■ GIVEN TEXT:
━━━━
Osama bin Laden’s private diary has revealed plans by his terror network to hit America including striking smaller cities, targeting trains and planes and killing as many Americans as possible in a single attack.

Osama Bin Laden

Fox News quoting US intelligence sources said last night that the handwritten journal was impounded in the Pakistani hide-out of the Al Qaeda leader, following the raid of the compound and the killing of the man.

According to Fox News, the journal was part of the largest intelligence collection ever, including 100 flash drives and five computers.

Fox also reported that though Osama bin Laden lived like a prisoner in his Abbatobad home since 2005, he never yielded control of his worldwide organisation, U.S. officials said. Documents show his hand at work in every recent major Al Qaeda threat, including plots in Europe last year that had travellers and embassies on high alert, two officials said.

The information shatters the government’s conventional thinking about bin Laden, who had been regarded for years as mostly an inspirational figurehead whose years in hiding made him too marginalised to maintain operational control of the organisation he founded.

Instead, bin Laden was communicating from his walled compound in Pakistan with Al Qaeda’s offshoots, including the Yemen branch that has emerged as the leading threat to the United States, the documents indicate. Though there is no evidence yet that he was directly behind the attempted Christmas Day 2009 bombing of a Detroit-bound airliner or the nearly successful attack on cargo planes heading for Chicago and Philadelphia, it’s now clear that they bear some of bin Laden’s hallmarks.

Don’t limit attacks to New York City, he said in his writings. Consider other areas such as Los Angeles or smaller cities. Spread out the targets.

In one particularly macabre bit of mathematics, bin Laden’s writings show him musing over just how many Americans he must kill to force the U.S. to withdraw from the Arab world. He concludes that small attacks had not been enough. He tells his disciples that only a body count of thousands, something on the scale of the Sept. 11, 2001, attacks, would shift U.S. policy.

Al Qaeda has not named bin Laden’s successor, but all indications point to his No. 2, Ayman al-Zawahri. The question is whether al-Zawahri, or anyone, has the ability to keep so many disparate groups under the Al Qaeda banner. The groups in Somalia and Algeria, for instance, have very different goals focused on local grievances. Without bin Laden to serve as their shepherd, it’s possible Al Qaeda will further fragment.
━━━━
■ SUPPLIED MATERIAL:
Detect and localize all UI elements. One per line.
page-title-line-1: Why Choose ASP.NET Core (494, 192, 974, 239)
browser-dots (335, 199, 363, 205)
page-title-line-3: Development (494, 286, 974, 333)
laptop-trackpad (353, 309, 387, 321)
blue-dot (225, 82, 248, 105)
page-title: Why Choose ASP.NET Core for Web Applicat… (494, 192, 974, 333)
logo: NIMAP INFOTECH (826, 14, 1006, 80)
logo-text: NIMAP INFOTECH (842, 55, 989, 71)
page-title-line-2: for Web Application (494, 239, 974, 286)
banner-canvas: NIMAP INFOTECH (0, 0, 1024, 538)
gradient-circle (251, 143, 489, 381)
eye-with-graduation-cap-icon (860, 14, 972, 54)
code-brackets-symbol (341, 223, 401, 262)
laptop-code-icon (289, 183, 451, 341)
━━━━
■ INSTRUCTIONS TO FOLLOW:
Copy verbatim the stretch of the bin Laden diary article from "The information shatters" through "organisation he founded.".

■ EXERCISE RESULT:
The information shatters the government’s conventional thinking about bin Laden, who had been regarded for years as mostly an inspirational figurehead whose years in hiding made him too marginalised to maintain operational control of the organisation he founded.